* [WHAT YOU WILL DO]:
The exercise asks for every line of the data to be reproduced exactly.

* [SUPPLIED INFORMATION]:
--- Begin ---

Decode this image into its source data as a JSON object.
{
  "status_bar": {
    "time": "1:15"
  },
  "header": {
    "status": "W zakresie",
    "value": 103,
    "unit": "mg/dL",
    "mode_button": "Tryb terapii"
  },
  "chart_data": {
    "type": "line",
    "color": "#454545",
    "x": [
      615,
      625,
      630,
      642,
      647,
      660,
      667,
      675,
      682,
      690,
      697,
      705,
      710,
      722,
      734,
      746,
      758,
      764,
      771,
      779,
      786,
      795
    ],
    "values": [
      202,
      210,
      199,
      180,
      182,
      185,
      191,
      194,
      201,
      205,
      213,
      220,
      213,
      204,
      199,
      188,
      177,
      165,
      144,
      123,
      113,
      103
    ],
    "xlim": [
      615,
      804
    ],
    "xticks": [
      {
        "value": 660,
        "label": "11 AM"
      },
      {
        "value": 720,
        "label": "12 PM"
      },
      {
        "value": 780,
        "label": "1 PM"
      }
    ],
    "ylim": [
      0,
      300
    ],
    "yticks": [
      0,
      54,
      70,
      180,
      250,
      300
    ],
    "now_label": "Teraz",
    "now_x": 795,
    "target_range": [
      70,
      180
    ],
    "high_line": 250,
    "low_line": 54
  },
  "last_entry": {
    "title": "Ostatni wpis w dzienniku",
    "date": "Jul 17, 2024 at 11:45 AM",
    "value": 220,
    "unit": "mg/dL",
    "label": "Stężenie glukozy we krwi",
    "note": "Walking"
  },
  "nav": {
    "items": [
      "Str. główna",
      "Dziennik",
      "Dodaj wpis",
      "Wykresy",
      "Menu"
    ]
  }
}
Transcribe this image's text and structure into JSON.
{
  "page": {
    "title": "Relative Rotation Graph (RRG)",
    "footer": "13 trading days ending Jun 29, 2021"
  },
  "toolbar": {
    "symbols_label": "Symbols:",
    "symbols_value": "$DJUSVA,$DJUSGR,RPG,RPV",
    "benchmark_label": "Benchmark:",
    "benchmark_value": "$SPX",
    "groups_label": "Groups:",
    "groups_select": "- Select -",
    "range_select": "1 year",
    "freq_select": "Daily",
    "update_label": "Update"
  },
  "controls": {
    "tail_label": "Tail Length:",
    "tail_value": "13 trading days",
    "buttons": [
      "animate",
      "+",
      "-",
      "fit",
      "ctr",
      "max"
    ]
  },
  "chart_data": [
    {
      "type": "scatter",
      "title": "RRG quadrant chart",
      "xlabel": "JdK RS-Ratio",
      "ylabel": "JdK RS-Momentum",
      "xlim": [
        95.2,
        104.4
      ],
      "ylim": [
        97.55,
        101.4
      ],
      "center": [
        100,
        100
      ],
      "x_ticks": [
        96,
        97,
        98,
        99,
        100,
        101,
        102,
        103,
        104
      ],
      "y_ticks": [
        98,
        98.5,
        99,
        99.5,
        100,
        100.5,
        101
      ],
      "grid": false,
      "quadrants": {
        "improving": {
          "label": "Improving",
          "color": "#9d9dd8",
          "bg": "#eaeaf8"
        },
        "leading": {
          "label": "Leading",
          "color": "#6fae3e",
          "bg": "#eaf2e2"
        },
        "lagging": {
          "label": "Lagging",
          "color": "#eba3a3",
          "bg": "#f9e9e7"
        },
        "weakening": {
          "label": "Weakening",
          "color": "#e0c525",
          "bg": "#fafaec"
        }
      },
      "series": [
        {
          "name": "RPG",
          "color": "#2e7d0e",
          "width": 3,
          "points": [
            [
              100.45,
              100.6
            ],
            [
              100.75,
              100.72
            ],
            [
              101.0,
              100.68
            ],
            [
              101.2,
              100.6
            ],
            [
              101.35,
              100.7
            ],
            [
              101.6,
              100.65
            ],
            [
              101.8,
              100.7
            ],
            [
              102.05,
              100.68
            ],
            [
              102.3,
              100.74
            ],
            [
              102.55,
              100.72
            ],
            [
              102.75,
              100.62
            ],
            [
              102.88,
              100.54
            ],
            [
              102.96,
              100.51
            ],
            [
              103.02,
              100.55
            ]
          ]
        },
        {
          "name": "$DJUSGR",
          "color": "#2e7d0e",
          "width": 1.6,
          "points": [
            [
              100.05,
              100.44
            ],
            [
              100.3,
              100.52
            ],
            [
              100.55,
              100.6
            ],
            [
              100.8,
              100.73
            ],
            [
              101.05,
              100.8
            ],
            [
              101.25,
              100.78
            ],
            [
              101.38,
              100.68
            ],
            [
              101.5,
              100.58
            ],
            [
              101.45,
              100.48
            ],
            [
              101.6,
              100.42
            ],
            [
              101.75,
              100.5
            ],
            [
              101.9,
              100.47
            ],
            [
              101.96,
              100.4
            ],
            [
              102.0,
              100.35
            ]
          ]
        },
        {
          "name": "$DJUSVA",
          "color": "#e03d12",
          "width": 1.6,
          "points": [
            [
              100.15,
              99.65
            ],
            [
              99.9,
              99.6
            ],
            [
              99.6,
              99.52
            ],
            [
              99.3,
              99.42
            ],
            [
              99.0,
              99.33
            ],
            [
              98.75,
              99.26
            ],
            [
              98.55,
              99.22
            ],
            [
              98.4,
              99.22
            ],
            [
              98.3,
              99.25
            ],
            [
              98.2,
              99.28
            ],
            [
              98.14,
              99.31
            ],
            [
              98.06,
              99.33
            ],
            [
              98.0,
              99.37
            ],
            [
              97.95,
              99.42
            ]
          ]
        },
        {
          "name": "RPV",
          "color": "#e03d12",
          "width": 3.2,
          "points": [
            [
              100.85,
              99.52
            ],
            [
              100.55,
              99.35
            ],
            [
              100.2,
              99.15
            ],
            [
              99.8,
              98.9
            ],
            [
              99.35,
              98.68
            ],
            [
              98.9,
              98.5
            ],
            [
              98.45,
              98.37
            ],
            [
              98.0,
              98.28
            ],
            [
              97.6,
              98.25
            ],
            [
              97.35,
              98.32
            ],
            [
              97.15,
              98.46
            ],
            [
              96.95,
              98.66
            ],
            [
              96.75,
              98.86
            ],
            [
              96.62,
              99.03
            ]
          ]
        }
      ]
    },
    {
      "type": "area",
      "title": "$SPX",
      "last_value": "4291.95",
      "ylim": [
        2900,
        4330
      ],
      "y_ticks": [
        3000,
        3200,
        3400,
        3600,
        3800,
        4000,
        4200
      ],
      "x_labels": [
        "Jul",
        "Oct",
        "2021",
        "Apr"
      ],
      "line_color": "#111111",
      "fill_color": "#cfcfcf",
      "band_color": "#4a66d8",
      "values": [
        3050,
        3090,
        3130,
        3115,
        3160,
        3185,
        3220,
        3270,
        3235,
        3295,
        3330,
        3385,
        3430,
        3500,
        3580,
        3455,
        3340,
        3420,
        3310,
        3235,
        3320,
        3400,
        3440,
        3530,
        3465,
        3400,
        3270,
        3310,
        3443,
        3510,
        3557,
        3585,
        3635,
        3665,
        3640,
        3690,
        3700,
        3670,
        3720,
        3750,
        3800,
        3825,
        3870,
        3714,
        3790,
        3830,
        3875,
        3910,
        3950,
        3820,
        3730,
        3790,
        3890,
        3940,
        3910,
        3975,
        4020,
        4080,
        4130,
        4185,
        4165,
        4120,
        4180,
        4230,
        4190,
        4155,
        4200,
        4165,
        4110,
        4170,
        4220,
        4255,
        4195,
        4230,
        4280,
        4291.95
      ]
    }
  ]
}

--- End ---

* [OUTPUT BELOW]:
Decode this image into its source data as a JSON object.
{
  "status_bar": {
    "time": "1:15"
  },
  "header": {
    "status": "W zakresie",
    "value": 103,
    "unit": "mg/dL",
    "mode_button": "Tryb terapii"
  },
  "chart_data": {
    "type": "line",
    "color": "#454545",
    "x": [
      615,
      625,
      630,
      642,
      647,
      660,
      667,
      675,
      682,
      690,
      697,
      705,
      710,
      722,
      734,
      746,
      758,
      764,
      771,
      779,
      786,
      795
    ],
    "values": [
      202,
      210,
      199,
      180,
      182,
      185,
      191,
      194,
      201,
      205,
      213,
      220,
      213,
      204,
      199,
      188,
      177,
      165,
      144,
      123,
      113,
      103
    ],
    "xlim": [
      615,
      804
    ],
    "xticks": [
      {
        "value": 660,
        "label": "11 AM"
      },
      {
        "value": 720,
        "label": "12 PM"
      },
      {
        "value": 780,
        "label": "1 PM"
      }
    ],
    "ylim": [
      0,
      300
    ],
    "yticks": [
      0,
      54,
      70,
      180,
      250,
      300
    ],
    "now_label": "Teraz",
    "now_x": 795,
    "target_range": [
      70,
      180
    ],
    "high_line": 250,
    "low_line": 54
  },
  "last_entry": {
    "title": "Ostatni wpis w dzienniku",
    "date": "Jul 17, 2024 at 11:45 AM",
    "value": 220,
    "unit": "mg/dL",
    "label": "Stężenie glukozy we krwi",
    "note": "Walking"
  },
  "nav": {
    "items": [
      "Str. główna",
      "Dziennik",
      "Dodaj wpis",
      "Wykresy",
      "Menu"
    ]
  }
}
Transcribe this image's text and structure into JSON.
{
  "page": {
    "title": "Relative Rotation Graph (RRG)",
    "footer": "13 trading days ending Jun 29, 2021"
  },
  "toolbar": {
    "symbols_label": "Symbols:",
    "symbols_value": "$DJUSVA,$DJUSGR,RPG,RPV",
    "benchmark_label": "Benchmark:",
    "benchmark_value": "$SPX",
    "groups_label": "Groups:",
    "groups_select": "- Select -",
    "range_select": "1 year",
    "freq_select": "Daily",
    "update_label": "Update"
  },
  "controls": {
    "tail_label": "Tail Length:",
    "tail_value": "13 trading days",
    "buttons": [
      "animate",
      "+",
      "-",
      "fit",
      "ctr",
      "max"
    ]
  },
  "chart_data": [
    {
      "type": "scatter",
      "title": "RRG quadrant chart",
      "xlabel": "JdK RS-Ratio",
      "ylabel": "JdK RS-Momentum",
      "xlim": [
        95.2,
        104.4
      ],
      "ylim": [
        97.55,
        101.4
      ],
      "center": [
        100,
        100
      ],
      "x_ticks": [
        96,
        97,
        98,
        99,
        100,
        101,
        102,
        103,
        104
      ],
      "y_ticks": [
        98,
        98.5,
        99,
        99.5,
        100,
        100.5,
        101
      ],
      "grid": false,
      "quadrants": {
        "improving": {
          "label": "Improving",
          "color": "#9d9dd8",
          "bg": "#eaeaf8"
        },
        "leading": {
          "label": "Leading",
          "color": "#6fae3e",
          "bg": "#eaf2e2"
        },
        "lagging": {
          "label": "Lagging",
          "color": "#eba3a3",
          "bg": "#f9e9e7"
        },
        "weakening": {
          "label": "Weakening",
          "color": "#e0c525",
          "bg": "#fafaec"
        }
      },
      "series": [
        {
          "name": "RPG",
          "color": "#2e7d0e",
          "width": 3,
          "points": [
            [
              100.45,
              100.6
            ],
            [
              100.75,
              100.72
            ],
            [
              101.0,
              100.68
            ],
            [
              101.2,
              100.6
            ],
            [
              101.35,
              100.7
            ],
            [
              101.6,
              100.65
            ],
            [
              101.8,
              100.7
            ],
            [
              102.05,
              100.68
            ],
            [
              102.3,
              100.74
            ],
            [
              102.55,
              100.72
            ],
            [
              102.75,
              100.62
            ],
            [
              102.88,
              100.54
            ],
            [
              102.96,
              100.51
            ],
            [
              103.02,
              100.55
            ]
          ]
        },
        {
          "name": "$DJUSGR",
          "color": "#2e7d0e",
          "width": 1.6,
          "points": [
            [
              100.05,
              100.44
            ],
            [
              100.3,
              100.52
            ],
            [
              100.55,
              100.6
            ],
            [
              100.8,
              100.73
            ],
            [
              101.05,
              100.8
            ],
            [
              101.25,
              100.78
            ],
            [
              101.38,
              100.68
            ],
            [
              101.5,
              100.58
            ],
            [
              101.45,
              100.48
            ],
            [
              101.6,
              100.42
            ],
            [
              101.75,
              100.5
            ],
            [
              101.9,
              100.47
            ],
            [
              101.96,
              100.4
            ],
            [
              102.0,
              100.35
            ]
          ]
        },
        {
          "name": "$DJUSVA",
          "color": "#e03d12",
          "width": 1.6,
          "points": [
            [
              100.15,
              99.65
            ],
            [
              99.9,
              99.6
            ],
            [
              99.6,
              99.52
            ],
            [
              99.3,
              99.42
            ],
            [
              99.0,
              99.33
            ],
            [
              98.75,
              99.26
            ],
            [
              98.55,
              99.22
            ],
            [
              98.4,
              99.22
            ],
            [
              98.3,
              99.25
            ],
            [
              98.2,
              99.28
            ],
            [
              98.14,
              99.31
            ],
            [
              98.06,
              99.33
            ],
            [
              98.0,
              99.37
            ],
            [
              97.95,
              99.42
            ]
          ]
        },
        {
          "name": "RPV",
          "color": "#e03d12",
          "width": 3.2,
          "points": [
            [
              100.85,
              99.52
            ],
            [
              100.55,
              99.35
            ],
            [
              100.2,
              99.15
            ],
            [
              99.8,
              98.9
            ],
            [
              99.35,
              98.68
            ],
            [
              98.9,
              98.5
            ],
            [
              98.45,
              98.37
            ],
            [
              98.0,
              98.28
            ],
            [
              97.6,
              98.25
            ],
            [
              97.35,
              98.32
            ],
            [
              97.15,
              98.46
            ],
            [
              96.95,
              98.66
            ],
            [
              96.75,
              98.86
            ],
            [
              96.62,
              99.03
            ]
          ]
        }
      ]
    },
    {
      "type": "area",
      "title": "$SPX",
      "last_value": "4291.95",
      "ylim": [
        2900,
        4330
      ],
      "y_ticks": [
        3000,
        3200,
        3400,
        3600,
        3800,
        4000,
        4200
      ],
      "x_labels": [
        "Jul",
        "Oct",
        "2021",
        "Apr"
      ],
      "line_color": "#111111",
      "fill_color": "#cfcfcf",
      "band_color": "#4a66d8",
      "values": [
        3050,
        3090,
        3130,
        3115,
        3160,
        3185,
        3220,
        3270,
        3235,
        3295,
        3330,
        3385,
        3430,
        3500,
        3580,
        3455,
        3340,
        3420,
        3310,
        3235,
        3320,
        3400,
        3440,
        3530,
        3465,
        3400,
        3270,
        3310,
        3443,
        3510,
        3557,
        3585,
        3635,
        3665,
        3640,
        3690,
        3700,
        3670,
        3720,
        3750,
        3800,
        3825,
        3870,
        3714,
        3790,
        3830,
        3875,
        3910,
        3950,
        3820,
        3730,
        3790,
        3890,
        3940,
        3910,
        3975,
        4020,
        4080,
        4130,
        4185,
        4165,
        4120,
        4180,
        4230,
        4190,
        4155,
        4200,
        4165,
        4110,
        4170,
        4220,
        4255,
        4195,
        4230,
        4280,
        4291.95
      ]
    }
  ]
}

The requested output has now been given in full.